• **INPUT MATERIAL**:
+++

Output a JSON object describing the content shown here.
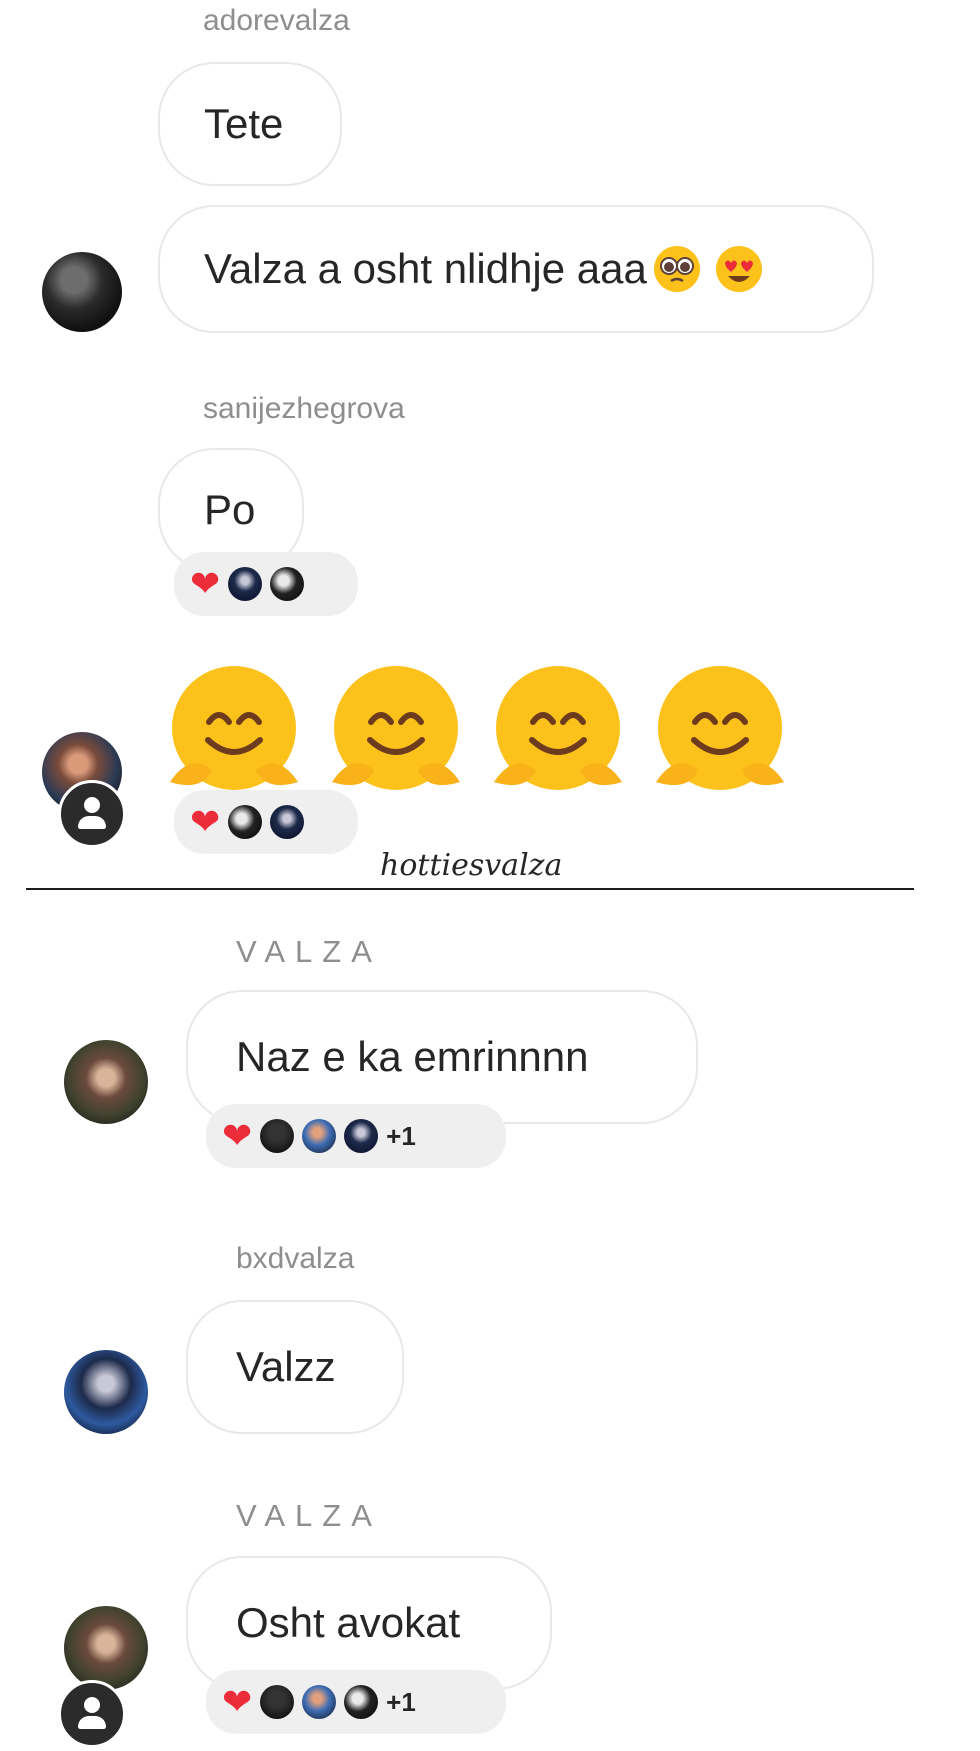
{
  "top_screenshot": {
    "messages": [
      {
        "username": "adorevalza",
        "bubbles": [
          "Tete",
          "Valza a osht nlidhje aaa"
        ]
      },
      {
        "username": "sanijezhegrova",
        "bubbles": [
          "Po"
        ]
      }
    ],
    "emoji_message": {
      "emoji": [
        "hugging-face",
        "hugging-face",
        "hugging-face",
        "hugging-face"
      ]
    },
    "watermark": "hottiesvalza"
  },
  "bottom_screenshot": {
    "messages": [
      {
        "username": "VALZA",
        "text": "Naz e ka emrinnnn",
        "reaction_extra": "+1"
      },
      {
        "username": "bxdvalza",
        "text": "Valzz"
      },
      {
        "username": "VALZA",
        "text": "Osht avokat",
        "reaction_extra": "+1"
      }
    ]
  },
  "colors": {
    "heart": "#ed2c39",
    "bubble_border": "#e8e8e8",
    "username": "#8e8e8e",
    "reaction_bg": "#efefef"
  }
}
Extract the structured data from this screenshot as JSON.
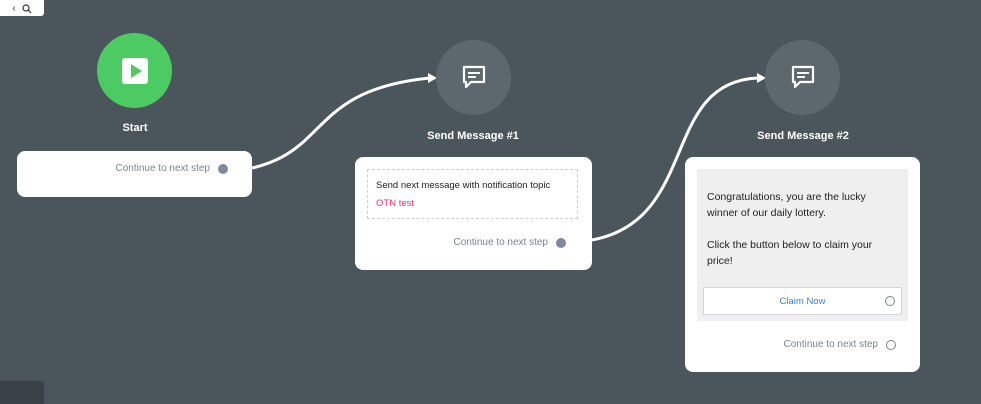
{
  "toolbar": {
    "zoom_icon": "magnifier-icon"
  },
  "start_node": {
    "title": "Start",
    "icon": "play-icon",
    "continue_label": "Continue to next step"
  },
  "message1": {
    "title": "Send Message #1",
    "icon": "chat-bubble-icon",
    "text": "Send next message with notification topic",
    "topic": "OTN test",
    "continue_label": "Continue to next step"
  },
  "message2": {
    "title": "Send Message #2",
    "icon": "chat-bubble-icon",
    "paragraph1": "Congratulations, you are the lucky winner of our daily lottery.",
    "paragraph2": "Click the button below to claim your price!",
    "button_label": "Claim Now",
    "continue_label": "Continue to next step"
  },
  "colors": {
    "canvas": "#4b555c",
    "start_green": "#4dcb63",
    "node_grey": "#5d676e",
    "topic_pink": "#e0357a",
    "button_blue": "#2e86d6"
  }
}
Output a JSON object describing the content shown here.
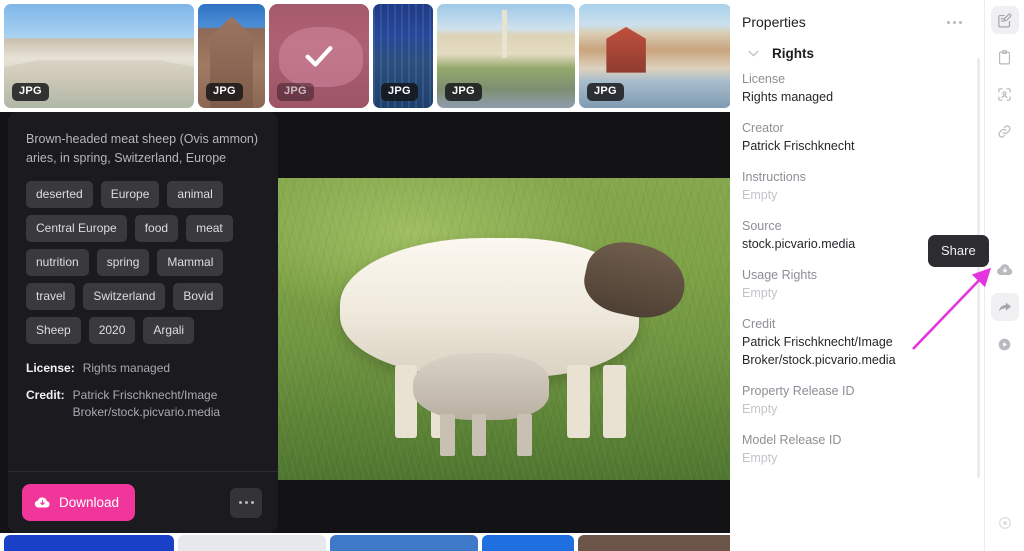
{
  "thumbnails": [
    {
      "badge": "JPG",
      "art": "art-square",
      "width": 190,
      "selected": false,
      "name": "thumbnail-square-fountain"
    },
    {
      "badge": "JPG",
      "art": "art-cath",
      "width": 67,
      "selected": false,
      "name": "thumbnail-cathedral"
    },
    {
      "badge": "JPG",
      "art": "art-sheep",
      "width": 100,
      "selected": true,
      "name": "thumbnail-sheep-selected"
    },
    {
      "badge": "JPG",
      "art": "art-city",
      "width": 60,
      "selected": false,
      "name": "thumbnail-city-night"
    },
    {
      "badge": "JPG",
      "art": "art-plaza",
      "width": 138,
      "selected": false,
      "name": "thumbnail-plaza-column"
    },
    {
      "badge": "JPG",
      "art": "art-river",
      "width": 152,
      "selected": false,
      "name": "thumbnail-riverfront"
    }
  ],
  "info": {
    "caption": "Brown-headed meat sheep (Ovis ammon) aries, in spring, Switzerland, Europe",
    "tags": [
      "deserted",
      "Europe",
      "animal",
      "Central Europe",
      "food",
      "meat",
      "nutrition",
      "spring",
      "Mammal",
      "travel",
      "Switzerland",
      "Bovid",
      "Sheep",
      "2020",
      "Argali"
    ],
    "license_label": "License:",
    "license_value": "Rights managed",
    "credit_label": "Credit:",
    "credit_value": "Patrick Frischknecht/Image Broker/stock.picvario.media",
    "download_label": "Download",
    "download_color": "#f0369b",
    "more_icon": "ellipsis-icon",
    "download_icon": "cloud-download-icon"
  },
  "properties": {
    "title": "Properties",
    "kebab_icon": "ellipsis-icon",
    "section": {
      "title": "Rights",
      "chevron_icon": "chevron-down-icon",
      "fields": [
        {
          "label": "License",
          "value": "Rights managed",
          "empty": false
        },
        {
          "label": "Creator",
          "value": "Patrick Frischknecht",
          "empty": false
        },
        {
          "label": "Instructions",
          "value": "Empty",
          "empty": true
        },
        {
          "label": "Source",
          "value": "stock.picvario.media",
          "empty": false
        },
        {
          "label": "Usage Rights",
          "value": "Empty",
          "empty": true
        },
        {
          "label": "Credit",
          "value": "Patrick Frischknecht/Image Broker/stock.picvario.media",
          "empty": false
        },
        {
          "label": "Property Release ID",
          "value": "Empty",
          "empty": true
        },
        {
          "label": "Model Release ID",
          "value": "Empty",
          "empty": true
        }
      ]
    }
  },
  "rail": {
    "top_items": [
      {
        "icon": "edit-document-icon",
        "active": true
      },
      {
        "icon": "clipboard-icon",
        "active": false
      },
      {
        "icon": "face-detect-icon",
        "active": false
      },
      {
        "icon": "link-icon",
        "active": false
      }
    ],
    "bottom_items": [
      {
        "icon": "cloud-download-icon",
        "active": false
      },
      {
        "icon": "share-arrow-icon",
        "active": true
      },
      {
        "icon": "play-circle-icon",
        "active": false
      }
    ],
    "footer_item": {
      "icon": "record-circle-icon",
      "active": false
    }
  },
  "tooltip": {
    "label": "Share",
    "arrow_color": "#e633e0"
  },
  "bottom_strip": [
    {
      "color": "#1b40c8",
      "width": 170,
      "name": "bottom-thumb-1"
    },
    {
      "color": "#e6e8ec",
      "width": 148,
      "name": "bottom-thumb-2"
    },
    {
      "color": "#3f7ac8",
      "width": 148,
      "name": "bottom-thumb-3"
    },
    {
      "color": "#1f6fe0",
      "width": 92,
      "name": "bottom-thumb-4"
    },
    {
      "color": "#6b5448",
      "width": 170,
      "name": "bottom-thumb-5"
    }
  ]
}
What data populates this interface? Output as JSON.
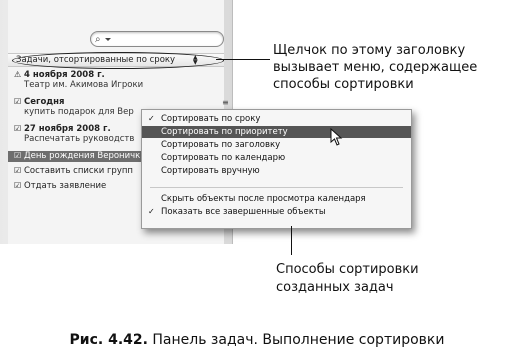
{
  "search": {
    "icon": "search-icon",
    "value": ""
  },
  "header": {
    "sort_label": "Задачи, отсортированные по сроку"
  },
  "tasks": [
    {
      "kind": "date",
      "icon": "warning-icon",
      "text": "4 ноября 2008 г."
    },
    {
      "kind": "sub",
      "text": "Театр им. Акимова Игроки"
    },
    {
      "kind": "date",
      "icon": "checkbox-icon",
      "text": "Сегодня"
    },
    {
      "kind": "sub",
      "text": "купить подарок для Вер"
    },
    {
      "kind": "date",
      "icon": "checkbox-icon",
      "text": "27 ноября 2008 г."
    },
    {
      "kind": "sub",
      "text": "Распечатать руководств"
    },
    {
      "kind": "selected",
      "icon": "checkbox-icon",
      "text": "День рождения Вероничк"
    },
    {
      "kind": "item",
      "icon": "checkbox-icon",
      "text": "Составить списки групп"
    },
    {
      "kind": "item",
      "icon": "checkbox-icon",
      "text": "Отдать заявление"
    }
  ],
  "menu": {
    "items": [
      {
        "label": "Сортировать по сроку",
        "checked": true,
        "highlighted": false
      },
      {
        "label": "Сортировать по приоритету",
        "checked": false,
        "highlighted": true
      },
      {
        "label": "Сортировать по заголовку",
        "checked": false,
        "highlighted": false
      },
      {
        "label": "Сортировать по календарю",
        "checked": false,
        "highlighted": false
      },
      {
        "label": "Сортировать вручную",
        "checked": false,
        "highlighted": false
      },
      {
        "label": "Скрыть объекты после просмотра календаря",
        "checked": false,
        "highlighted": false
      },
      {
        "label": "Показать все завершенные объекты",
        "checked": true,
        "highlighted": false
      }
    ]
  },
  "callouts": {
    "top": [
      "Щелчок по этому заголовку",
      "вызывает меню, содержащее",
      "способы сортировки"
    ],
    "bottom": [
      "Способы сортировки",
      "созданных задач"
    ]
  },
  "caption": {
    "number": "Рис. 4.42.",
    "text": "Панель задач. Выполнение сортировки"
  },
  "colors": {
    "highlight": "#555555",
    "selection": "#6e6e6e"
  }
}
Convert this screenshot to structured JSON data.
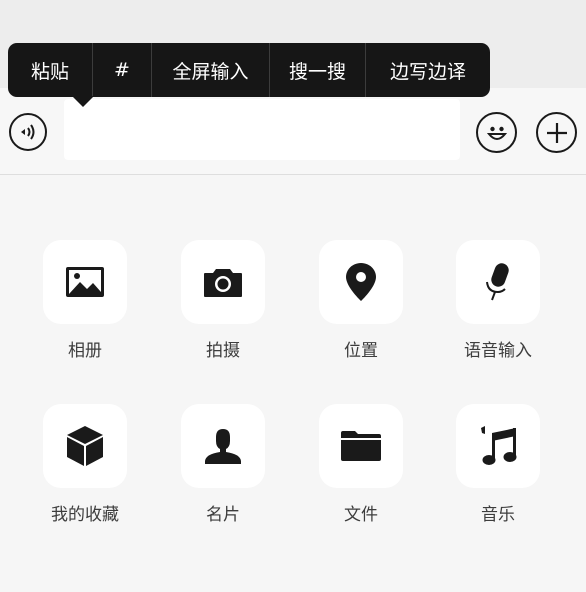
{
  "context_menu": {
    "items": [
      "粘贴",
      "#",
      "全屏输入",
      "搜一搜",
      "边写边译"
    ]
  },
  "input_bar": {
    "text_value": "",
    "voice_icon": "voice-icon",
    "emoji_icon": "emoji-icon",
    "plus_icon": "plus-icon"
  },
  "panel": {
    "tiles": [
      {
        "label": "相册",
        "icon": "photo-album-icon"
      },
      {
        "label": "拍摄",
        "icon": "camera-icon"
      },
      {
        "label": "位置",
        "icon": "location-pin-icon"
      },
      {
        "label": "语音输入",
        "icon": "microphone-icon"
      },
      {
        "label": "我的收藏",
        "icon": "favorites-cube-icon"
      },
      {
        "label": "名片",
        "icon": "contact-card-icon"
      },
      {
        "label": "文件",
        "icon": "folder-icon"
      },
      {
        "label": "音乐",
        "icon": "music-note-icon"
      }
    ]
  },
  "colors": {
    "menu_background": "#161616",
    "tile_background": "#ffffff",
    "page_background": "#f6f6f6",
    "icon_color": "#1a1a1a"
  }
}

+++

• **DIRECTIONS FOR THIS TASK**:
List each line of the entries that holds the string "Image".

• **THE RESPONSE**:
    "credit_value": "Patrick Frischknecht/Image Broker/stock.picvario.media",
          "value": "Patrick Frischknecht/Image Broker/stock.picvario.media",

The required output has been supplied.